▸ To do
Would you transcribe all of the data exactly, down to the last character?

***** Data shown

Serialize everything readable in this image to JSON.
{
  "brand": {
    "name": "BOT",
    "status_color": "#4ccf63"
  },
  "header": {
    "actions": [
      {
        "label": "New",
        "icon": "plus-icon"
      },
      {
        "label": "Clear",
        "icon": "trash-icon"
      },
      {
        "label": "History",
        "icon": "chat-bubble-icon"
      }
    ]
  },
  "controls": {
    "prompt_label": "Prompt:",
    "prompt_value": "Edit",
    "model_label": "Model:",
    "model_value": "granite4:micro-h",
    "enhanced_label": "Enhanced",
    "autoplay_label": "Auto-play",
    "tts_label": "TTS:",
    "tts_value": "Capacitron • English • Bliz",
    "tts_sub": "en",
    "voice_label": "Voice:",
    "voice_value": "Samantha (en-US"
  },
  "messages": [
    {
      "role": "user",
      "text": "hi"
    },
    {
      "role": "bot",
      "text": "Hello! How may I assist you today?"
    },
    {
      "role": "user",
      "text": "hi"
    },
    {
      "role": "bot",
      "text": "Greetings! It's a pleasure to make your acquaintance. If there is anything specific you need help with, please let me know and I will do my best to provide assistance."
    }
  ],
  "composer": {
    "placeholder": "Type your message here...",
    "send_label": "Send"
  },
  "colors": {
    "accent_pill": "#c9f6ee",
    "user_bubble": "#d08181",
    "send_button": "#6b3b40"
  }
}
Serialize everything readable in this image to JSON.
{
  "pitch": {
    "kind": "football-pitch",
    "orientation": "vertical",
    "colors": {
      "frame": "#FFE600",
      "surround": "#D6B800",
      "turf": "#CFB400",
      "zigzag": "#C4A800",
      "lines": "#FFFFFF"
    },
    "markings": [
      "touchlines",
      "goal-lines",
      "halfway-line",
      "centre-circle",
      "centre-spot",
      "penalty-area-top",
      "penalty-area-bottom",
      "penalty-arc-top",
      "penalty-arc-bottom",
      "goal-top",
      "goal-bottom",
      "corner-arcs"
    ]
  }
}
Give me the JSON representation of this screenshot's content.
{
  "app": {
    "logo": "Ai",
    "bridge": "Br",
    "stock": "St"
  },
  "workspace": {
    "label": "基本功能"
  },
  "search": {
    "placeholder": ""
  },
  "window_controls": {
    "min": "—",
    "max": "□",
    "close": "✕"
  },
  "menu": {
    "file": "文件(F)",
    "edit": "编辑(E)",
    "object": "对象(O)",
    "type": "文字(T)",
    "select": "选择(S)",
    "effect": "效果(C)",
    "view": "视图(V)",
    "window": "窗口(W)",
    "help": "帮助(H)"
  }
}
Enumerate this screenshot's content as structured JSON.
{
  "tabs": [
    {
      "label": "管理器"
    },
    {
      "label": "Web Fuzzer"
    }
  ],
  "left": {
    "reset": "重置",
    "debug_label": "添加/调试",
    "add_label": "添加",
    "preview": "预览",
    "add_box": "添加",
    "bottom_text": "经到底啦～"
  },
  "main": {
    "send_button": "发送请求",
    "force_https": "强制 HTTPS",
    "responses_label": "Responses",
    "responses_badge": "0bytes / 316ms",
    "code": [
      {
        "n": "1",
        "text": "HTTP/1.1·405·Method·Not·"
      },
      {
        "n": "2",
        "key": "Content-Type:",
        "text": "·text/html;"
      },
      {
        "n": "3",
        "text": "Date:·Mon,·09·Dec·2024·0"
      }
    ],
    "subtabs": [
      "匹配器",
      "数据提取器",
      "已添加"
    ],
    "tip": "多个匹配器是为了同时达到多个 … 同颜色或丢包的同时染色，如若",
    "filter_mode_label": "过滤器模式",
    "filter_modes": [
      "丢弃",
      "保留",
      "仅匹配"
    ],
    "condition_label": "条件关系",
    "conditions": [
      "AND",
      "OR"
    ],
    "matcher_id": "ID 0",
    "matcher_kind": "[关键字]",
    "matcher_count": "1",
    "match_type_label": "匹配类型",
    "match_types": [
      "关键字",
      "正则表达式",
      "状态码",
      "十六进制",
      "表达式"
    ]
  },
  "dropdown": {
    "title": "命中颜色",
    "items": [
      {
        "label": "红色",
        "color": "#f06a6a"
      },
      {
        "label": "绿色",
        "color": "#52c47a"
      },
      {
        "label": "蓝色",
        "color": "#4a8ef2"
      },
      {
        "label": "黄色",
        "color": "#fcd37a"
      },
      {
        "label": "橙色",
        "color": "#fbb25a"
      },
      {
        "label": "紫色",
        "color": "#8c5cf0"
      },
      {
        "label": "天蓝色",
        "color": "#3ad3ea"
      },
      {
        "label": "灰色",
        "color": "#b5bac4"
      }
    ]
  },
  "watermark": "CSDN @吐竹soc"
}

**********

▸ Response below
Serialize everything readable in this image to JSON.
{
  "brand": {
    "name": "BOT",
    "status_color": "#4ccf63"
  },
  "header": {
    "actions": [
      {
        "label": "New",
        "icon": "plus-icon"
      },
      {
        "label": "Clear",
        "icon": "trash-icon"
      },
      {
        "label": "History",
        "icon": "chat-bubble-icon"
      }
    ]
  },
  "controls": {
    "prompt_label": "Prompt:",
    "prompt_value": "Edit",
    "model_label": "Model:",
    "model_value": "granite4:micro-h",
    "enhanced_label": "Enhanced",
    "autoplay_label": "Auto-play",
    "tts_label": "TTS:",
    "tts_value": "Capacitron • English • Bliz",
    "tts_sub": "en",
    "voice_label": "Voice:",
    "voice_value": "Samantha (en-US"
  },
  "messages": [
    {
      "role": "user",
      "text": "hi"
    },
    {
      "role": "bot",
      "text": "Hello! How may I assist you today?"
    },
    {
      "role": "user",
      "text": "hi"
    },
    {
      "role": "bot",
      "text": "Greetings! It's a pleasure to make your acquaintance. If there is anything specific you need help with, please let me know and I will do my best to provide assistance."
    }
  ],
  "composer": {
    "placeholder": "Type your message here...",
    "send_label": "Send"
  },
  "colors": {
    "accent_pill": "#c9f6ee",
    "user_bubble": "#d08181",
    "send_button": "#6b3b40"
  }
}
Serialize everything readable in this image to JSON.
{
  "pitch": {
    "kind": "football-pitch",
    "orientation": "vertical",
    "colors": {
      "frame": "#FFE600",
      "surround": "#D6B800",
      "turf": "#CFB400",
      "zigzag": "#C4A800",
      "lines": "#FFFFFF"
    },
    "markings": [
      "touchlines",
      "goal-lines",
      "halfway-line",
      "centre-circle",
      "centre-spot",
      "penalty-area-top",
      "penalty-area-bottom",
      "penalty-arc-top",
      "penalty-arc-bottom",
      "goal-top",
      "goal-bottom",
      "corner-arcs"
    ]
  }
}
Give me the JSON representation of this screenshot's content.
{
  "app": {
    "logo": "Ai",
    "bridge": "Br",
    "stock": "St"
  },
  "workspace": {
    "label": "基本功能"
  },
  "search": {
    "placeholder": ""
  },
  "window_controls": {
    "min": "—",
    "max": "□",
    "close": "✕"
  },
  "menu": {
    "file": "文件(F)",
    "edit": "编辑(E)",
    "object": "对象(O)",
    "type": "文字(T)",
    "select": "选择(S)",
    "effect": "效果(C)",
    "view": "视图(V)",
    "window": "窗口(W)",
    "help": "帮助(H)"
  }
}
Enumerate this screenshot's content as structured JSON.
{
  "tabs": [
    {
      "label": "管理器"
    },
    {
      "label": "Web Fuzzer"
    }
  ],
  "left": {
    "reset": "重置",
    "debug_label": "添加/调试",
    "add_label": "添加",
    "preview": "预览",
    "add_box": "添加",
    "bottom_text": "经到底啦～"
  },
  "main": {
    "send_button": "发送请求",
    "force_https": "强制 HTTPS",
    "responses_label": "Responses",
    "responses_badge": "0bytes / 316ms",
    "code": [
      {
        "n": "1",
        "text": "HTTP/1.1·405·Method·Not·"
      },
      {
        "n": "2",
        "key": "Content-Type:",
        "text": "·text/html;"
      },
      {
        "n": "3",
        "text": "Date:·Mon,·09·Dec·2024·0"
      }
    ],
    "subtabs": [
      "匹配器",
      "数据提取器",
      "已添加"
    ],
    "tip": "多个匹配器是为了同时达到多个 … 同颜色或丢包的同时染色，如若",
    "filter_mode_label": "过滤器模式",
    "filter_modes": [
      "丢弃",
      "保留",
      "仅匹配"
    ],
    "condition_label": "条件关系",
    "conditions": [
      "AND",
      "OR"
    ],
    "matcher_id": "ID 0",
    "matcher_kind": "[关键字]",
    "matcher_count": "1",
    "match_type_label": "匹配类型",
    "match_types": [
      "关键字",
      "正则表达式",
      "状态码",
      "十六进制",
      "表达式"
    ]
  },
  "dropdown": {
    "title": "命中颜色",
    "items": [
      {
        "label": "红色",
        "color": "#f06a6a"
      },
      {
        "label": "绿色",
        "color": "#52c47a"
      },
      {
        "label": "蓝色",
        "color": "#4a8ef2"
      },
      {
        "label": "黄色",
        "color": "#fcd37a"
      },
      {
        "label": "橙色",
        "color": "#fbb25a"
      },
      {
        "label": "紫色",
        "color": "#8c5cf0"
      },
      {
        "label": "天蓝色",
        "color": "#3ad3ea"
      },
      {
        "label": "灰色",
        "color": "#b5bac4"
      }
    ]
  },
  "watermark": "CSDN @吐竹soc"
}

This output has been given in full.